▶ Excerpted text:
Thus, Bammat had penned his first appeal to the Ambassador of France to Switzerland, Mr. Paul Dutasta who later became the General Secretary of the Versailles Peace Conference where the faith of Europe was decided.  In a way, this was the kick-off appeal for the North Caucasian diplomacy before the superpowers. The text, originally in French, is translated into English as follows: [1] (Click on the link to access the original document)



Berne, 28 November 1918
To Mr. DUTASTA,
Ambassador of France in Bern

According to the testimonies of historians such as Herodotus, Strabo, Pliny, etc., the Circassian peoples of the Caucasus have occupied from the earliest ages the territory between the mouths of the Don and the Volga, in the north the eastern shores of the Sea of Azov and the Black Sea as far as the mouth of the river Ingur in the west; the Ingur River, the Caucasian chain to the Apcheron peninsula in the south; the western shores of the Caspian Sea from this peninsula to the mouth of the Volga. Throughout ancient times, this territory was the undisputed heritage of the Circassian peoples, who often dominated territories beyond the limits indicated above.
The great invasions at the beginning of the Middle Ages, which poured uninterrupted streams of people from Asia into Europe, were first and foremost met with the Circassian peoples. Placed at the northern limit of that great Asiatic-European corridor called the Caucasus, even the vanguards of the white race always must suffer the first shocks of these continually renewed invading masses. The Circassian peoples of the Caucasus struggled throughout the Middle Ages against this world of enemies which the reservoir of mankind that was Asia constantly sent towards Europe, so that throughout the Middle Ages they always struggled, always suffered, and were obliged to retreat to the South.
But in many cases, the resistance of the Circassian peoples spared Europe the horrors of the invasions of the Asian peoples. The waves were broken or divided, and the evils that could result from the invasions were profoundly attenuated.  Finally, the Circassian peoples had begun to reconstitute themselves politically during the 16th and 17th centuries. The Muscovite power, eager for conquests of the countries of the South, came closer to them amid their work of reconstitution. Once again, the North Caucasian peoples had to resort to arms and defend their national heritage against the invaders from the north.

▶ Extracted data:
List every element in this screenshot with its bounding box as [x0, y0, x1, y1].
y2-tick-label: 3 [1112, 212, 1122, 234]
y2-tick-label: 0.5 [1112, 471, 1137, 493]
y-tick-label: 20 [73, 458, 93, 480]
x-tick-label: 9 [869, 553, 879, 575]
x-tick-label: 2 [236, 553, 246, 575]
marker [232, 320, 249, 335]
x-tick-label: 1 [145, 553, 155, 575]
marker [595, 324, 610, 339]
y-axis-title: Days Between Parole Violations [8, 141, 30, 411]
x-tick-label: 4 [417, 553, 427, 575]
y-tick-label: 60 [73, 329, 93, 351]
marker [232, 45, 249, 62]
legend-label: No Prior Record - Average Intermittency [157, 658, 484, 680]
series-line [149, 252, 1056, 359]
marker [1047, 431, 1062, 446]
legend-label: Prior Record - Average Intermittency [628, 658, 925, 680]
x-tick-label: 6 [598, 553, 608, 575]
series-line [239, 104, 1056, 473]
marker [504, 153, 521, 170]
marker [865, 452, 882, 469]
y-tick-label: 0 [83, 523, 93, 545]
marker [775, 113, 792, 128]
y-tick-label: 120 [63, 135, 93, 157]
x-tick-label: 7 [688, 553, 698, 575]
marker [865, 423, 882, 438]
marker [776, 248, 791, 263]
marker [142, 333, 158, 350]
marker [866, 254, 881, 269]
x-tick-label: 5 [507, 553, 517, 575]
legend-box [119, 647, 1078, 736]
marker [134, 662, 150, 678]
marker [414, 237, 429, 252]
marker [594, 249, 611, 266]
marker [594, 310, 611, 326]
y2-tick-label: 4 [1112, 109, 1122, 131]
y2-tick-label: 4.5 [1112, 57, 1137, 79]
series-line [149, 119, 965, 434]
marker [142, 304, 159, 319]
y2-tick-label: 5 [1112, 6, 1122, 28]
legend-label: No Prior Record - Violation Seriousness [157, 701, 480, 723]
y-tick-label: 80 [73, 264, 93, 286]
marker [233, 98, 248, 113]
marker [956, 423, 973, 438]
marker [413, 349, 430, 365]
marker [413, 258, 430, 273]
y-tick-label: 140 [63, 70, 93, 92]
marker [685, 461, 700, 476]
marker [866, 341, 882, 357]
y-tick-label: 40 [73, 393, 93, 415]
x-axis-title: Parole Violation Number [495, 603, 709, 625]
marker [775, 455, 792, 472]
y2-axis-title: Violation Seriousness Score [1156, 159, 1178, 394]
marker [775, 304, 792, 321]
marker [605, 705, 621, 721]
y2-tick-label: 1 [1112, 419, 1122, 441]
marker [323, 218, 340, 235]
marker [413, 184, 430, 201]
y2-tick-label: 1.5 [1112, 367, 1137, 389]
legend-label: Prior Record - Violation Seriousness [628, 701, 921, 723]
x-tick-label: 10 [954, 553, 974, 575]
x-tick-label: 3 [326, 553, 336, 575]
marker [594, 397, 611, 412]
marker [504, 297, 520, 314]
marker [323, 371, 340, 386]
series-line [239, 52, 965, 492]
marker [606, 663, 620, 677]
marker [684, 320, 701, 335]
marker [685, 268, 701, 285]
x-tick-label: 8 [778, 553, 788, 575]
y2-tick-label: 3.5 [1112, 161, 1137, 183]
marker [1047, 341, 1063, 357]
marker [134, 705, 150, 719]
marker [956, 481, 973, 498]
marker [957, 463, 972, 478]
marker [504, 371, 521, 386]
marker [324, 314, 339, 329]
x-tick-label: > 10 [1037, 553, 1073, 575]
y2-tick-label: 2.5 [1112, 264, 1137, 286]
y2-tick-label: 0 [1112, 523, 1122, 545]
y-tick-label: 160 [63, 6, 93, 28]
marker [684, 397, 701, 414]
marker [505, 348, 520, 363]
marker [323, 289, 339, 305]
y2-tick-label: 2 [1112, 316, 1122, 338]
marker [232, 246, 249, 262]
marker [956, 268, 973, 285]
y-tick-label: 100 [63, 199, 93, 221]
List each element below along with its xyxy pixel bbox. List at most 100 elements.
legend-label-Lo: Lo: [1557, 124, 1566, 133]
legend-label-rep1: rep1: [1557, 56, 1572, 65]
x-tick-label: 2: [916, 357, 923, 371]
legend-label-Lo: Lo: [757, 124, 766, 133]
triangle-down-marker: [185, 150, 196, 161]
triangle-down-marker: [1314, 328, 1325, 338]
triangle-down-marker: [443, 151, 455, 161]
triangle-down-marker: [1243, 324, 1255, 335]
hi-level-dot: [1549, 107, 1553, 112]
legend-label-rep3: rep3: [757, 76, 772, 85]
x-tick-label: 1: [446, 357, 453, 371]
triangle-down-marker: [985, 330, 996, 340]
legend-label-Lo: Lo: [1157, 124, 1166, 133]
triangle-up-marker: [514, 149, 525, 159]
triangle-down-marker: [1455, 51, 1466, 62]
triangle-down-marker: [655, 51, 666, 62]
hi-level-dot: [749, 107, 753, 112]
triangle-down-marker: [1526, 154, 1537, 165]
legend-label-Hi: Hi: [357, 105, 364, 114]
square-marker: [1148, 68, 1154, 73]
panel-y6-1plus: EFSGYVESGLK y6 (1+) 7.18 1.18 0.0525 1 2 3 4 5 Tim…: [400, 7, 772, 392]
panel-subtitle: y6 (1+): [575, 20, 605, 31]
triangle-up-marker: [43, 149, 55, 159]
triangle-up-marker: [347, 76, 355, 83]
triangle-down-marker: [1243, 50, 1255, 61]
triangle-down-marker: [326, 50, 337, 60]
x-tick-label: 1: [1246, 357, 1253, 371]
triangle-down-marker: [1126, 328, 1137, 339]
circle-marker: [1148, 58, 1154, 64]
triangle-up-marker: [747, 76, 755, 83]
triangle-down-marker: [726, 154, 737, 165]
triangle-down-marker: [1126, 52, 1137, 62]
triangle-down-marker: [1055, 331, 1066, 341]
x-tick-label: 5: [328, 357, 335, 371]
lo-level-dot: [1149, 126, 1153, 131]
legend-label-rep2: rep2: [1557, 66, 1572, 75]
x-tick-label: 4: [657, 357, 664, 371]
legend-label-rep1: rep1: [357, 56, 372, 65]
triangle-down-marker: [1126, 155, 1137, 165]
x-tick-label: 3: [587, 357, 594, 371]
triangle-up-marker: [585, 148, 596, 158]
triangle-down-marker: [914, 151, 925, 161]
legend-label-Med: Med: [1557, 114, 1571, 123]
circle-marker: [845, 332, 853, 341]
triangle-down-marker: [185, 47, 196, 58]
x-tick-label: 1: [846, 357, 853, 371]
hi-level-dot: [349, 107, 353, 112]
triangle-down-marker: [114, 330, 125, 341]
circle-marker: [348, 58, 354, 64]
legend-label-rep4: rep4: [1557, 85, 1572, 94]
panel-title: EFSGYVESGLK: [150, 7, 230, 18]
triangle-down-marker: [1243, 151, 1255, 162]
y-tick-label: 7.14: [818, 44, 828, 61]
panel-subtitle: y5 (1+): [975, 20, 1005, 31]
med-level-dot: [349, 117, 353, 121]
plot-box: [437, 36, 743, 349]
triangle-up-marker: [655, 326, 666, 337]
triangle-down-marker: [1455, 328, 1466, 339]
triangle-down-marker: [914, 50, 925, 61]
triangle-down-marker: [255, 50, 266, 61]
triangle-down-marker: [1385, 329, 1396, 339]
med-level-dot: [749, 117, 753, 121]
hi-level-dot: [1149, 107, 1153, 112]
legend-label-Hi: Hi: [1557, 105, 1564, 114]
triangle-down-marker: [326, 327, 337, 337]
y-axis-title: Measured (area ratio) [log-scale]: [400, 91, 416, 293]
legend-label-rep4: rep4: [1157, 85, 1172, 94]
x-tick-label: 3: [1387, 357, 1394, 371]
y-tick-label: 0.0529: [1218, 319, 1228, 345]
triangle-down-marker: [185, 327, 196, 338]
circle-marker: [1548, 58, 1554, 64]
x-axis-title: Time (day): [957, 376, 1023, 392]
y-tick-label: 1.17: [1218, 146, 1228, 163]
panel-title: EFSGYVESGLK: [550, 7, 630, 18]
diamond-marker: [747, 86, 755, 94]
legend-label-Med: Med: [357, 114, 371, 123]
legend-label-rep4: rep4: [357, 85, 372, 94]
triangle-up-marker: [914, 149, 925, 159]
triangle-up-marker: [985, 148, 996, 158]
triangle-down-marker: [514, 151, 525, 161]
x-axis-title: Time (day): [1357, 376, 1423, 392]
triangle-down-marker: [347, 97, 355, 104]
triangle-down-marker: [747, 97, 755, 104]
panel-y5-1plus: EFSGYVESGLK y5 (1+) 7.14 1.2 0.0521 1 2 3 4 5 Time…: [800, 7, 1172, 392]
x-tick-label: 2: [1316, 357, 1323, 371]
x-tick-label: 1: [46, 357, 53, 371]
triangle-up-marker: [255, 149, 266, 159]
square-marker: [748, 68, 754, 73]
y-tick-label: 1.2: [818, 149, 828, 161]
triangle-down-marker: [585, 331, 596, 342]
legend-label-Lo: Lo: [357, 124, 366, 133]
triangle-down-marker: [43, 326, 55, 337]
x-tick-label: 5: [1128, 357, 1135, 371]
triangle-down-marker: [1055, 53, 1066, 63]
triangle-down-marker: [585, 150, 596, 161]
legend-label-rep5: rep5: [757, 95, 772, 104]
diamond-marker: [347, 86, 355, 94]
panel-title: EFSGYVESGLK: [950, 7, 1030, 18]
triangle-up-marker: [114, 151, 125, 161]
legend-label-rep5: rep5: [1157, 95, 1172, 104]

▶ The request:
Reproduce the part of the Circassian appeal text between "According to the" and "limits indicated above.", inclusive. The entries aren't needed for any of this.

▶ Result:
According to the testimonies of historians such as Herodotus, Strabo, Pliny, etc., the Circassian peoples of the Caucasus have occupied from the earliest ages the territory between the mouths of the Don and the Volga, in the north the eastern shores of the Sea of Azov and the Black Sea as far as the mouth of the river Ingur in the west; the Ingur River, the Caucasian chain to the Apcheron peninsula in the south; the western shores of the Caspian Sea from this peninsula to the mouth of the Volga. Throughout ancient times, this territory was the undisputed heritage of the Circassian peoples, who often dominated territories beyond the limits indicated above.